====== RECORDS FOR PROCESSING ======

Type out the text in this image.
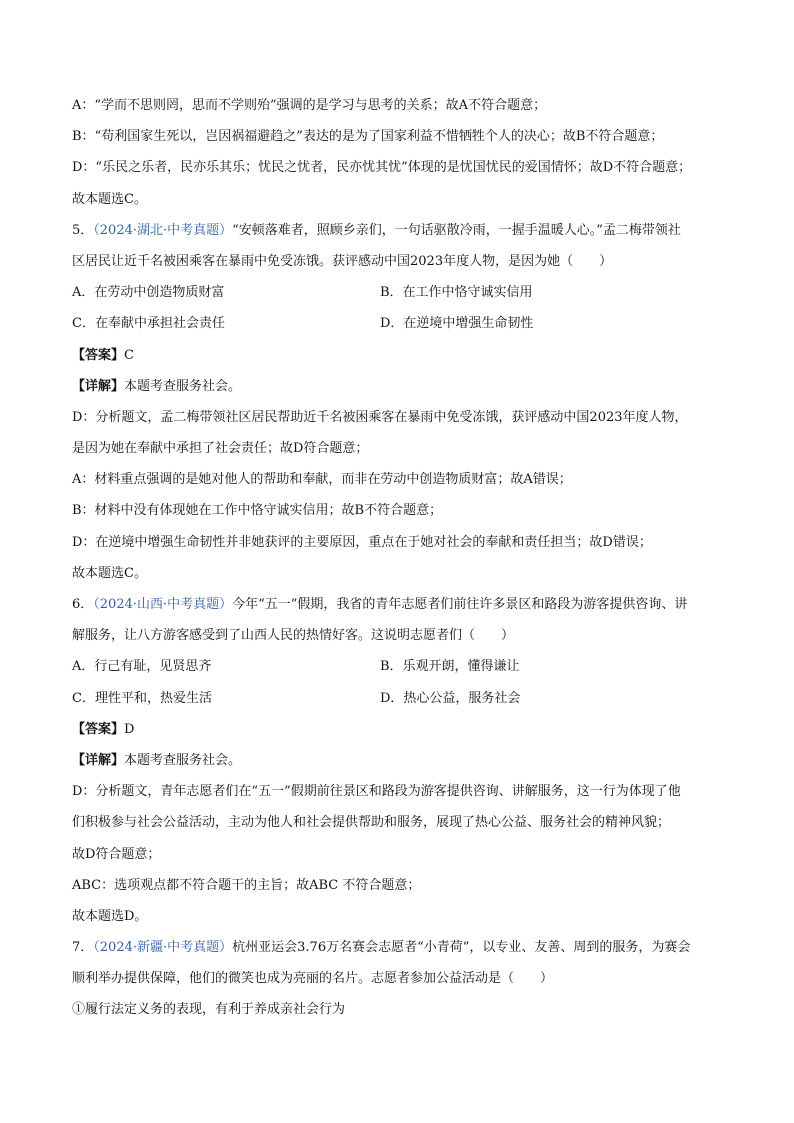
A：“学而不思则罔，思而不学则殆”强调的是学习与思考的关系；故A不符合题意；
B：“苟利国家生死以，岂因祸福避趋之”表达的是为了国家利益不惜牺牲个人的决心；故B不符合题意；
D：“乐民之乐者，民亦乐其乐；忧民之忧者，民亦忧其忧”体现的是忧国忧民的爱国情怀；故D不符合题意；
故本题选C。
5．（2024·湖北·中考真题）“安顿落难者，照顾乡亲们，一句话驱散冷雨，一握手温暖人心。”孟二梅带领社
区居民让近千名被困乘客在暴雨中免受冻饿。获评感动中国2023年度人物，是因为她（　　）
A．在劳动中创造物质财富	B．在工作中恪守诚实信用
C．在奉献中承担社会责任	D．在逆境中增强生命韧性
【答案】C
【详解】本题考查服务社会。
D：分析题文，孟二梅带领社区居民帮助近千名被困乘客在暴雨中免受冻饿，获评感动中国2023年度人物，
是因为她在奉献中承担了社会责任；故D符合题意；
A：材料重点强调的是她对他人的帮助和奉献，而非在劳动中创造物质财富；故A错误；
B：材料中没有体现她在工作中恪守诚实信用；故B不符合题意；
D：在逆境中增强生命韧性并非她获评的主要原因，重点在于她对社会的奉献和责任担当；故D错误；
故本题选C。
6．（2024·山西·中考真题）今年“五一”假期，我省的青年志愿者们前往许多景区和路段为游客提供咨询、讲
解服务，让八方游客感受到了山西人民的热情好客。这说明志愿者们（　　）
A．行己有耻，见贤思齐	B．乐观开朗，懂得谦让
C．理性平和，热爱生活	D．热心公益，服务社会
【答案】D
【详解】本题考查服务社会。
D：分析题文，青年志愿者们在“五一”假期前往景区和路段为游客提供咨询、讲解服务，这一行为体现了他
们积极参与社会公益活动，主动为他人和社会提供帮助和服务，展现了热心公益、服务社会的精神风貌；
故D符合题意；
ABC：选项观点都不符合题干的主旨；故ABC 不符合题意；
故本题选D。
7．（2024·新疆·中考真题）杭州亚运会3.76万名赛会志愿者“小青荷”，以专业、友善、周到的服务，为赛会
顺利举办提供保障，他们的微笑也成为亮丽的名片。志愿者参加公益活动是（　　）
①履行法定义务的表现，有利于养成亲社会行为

======

- _TASK TO COMPLETE_
Repeat each record exactly as shown above, dropping all images.

- _ANSWER TO THE TASK_
Type out the text in this image.
A：“学而不思则罔，思而不学则殆”强调的是学习与思考的关系；故A不符合题意；
B：“苟利国家生死以，岂因祸福避趋之”表达的是为了国家利益不惜牺牲个人的决心；故B不符合题意；
D：“乐民之乐者，民亦乐其乐；忧民之忧者，民亦忧其忧”体现的是忧国忧民的爱国情怀；故D不符合题意；
故本题选C。
5．（2024·湖北·中考真题）“安顿落难者，照顾乡亲们，一句话驱散冷雨，一握手温暖人心。”孟二梅带领社
区居民让近千名被困乘客在暴雨中免受冻饿。获评感动中国2023年度人物，是因为她（　　）
A．在劳动中创造物质财富	B．在工作中恪守诚实信用
C．在奉献中承担社会责任	D．在逆境中增强生命韧性
【答案】C
【详解】本题考查服务社会。
D：分析题文，孟二梅带领社区居民帮助近千名被困乘客在暴雨中免受冻饿，获评感动中国2023年度人物，
是因为她在奉献中承担了社会责任；故D符合题意；
A：材料重点强调的是她对他人的帮助和奉献，而非在劳动中创造物质财富；故A错误；
B：材料中没有体现她在工作中恪守诚实信用；故B不符合题意；
D：在逆境中增强生命韧性并非她获评的主要原因，重点在于她对社会的奉献和责任担当；故D错误；
故本题选C。
6．（2024·山西·中考真题）今年“五一”假期，我省的青年志愿者们前往许多景区和路段为游客提供咨询、讲
解服务，让八方游客感受到了山西人民的热情好客。这说明志愿者们（　　）
A．行己有耻，见贤思齐	B．乐观开朗，懂得谦让
C．理性平和，热爱生活	D．热心公益，服务社会
【答案】D
【详解】本题考查服务社会。
D：分析题文，青年志愿者们在“五一”假期前往景区和路段为游客提供咨询、讲解服务，这一行为体现了他
们积极参与社会公益活动，主动为他人和社会提供帮助和服务，展现了热心公益、服务社会的精神风貌；
故D符合题意；
ABC：选项观点都不符合题干的主旨；故ABC 不符合题意；
故本题选D。
7．（2024·新疆·中考真题）杭州亚运会3.76万名赛会志愿者“小青荷”，以专业、友善、周到的服务，为赛会
顺利举办提供保障，他们的微笑也成为亮丽的名片。志愿者参加公益活动是（　　）
①履行法定义务的表现，有利于养成亲社会行为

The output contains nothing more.